● What you will do: Whenever a line below holds the word "Curve", copy that line.

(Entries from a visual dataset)
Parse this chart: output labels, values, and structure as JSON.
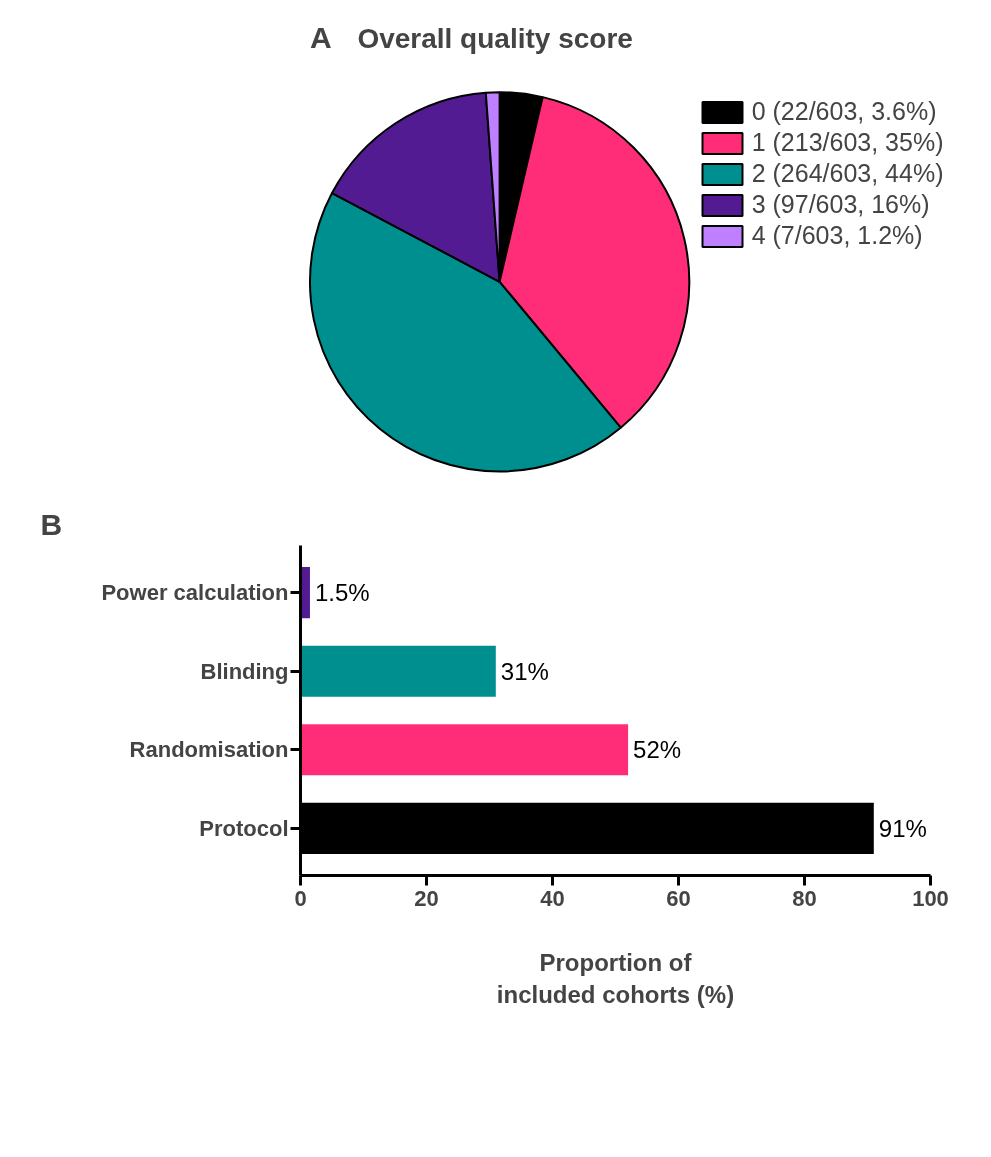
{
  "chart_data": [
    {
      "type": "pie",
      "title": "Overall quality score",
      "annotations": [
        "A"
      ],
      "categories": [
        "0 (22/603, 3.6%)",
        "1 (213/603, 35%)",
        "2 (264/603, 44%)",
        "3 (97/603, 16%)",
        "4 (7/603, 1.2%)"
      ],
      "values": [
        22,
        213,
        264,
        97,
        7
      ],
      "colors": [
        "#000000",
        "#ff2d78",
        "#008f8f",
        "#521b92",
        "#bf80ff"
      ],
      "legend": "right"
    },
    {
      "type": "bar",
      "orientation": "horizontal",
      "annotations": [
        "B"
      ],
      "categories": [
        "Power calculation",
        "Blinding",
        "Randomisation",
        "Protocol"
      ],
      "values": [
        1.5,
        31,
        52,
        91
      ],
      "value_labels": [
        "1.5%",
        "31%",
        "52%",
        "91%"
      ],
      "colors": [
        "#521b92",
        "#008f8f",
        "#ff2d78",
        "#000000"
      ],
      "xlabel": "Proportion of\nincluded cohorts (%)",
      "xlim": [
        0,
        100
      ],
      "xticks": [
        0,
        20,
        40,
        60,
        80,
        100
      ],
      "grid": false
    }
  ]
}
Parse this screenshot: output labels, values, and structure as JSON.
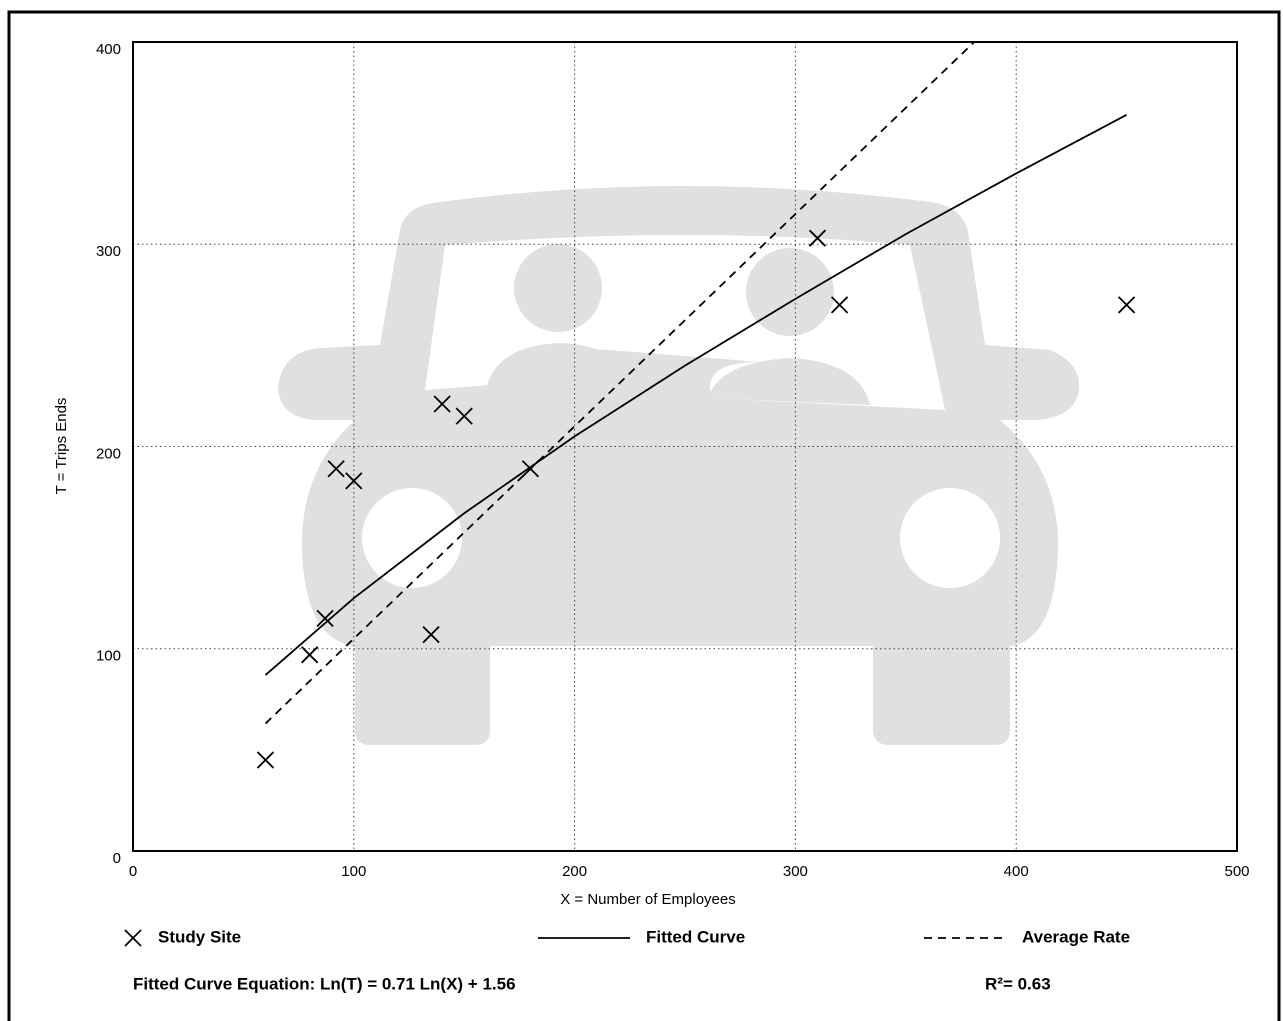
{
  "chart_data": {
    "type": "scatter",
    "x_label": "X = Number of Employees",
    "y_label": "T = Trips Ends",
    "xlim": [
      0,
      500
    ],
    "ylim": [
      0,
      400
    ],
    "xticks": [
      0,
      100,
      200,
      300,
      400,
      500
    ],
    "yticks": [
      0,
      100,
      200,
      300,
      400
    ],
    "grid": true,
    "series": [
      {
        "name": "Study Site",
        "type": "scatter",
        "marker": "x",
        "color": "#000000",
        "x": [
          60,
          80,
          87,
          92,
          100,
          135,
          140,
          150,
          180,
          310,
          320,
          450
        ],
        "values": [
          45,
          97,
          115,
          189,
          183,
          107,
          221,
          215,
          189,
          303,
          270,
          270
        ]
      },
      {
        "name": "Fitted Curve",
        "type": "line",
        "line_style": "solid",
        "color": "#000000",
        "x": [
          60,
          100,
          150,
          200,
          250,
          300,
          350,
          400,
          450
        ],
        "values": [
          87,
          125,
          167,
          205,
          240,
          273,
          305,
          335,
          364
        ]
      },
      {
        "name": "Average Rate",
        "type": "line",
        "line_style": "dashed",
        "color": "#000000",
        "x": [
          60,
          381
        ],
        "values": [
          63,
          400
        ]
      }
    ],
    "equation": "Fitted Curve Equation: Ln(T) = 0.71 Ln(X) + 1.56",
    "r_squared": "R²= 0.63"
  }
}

● Written answer:
        "name": "Fitted Curve",
    "equation": "Fitted Curve Equation: Ln(T) = 0.71 Ln(X) + 1.56",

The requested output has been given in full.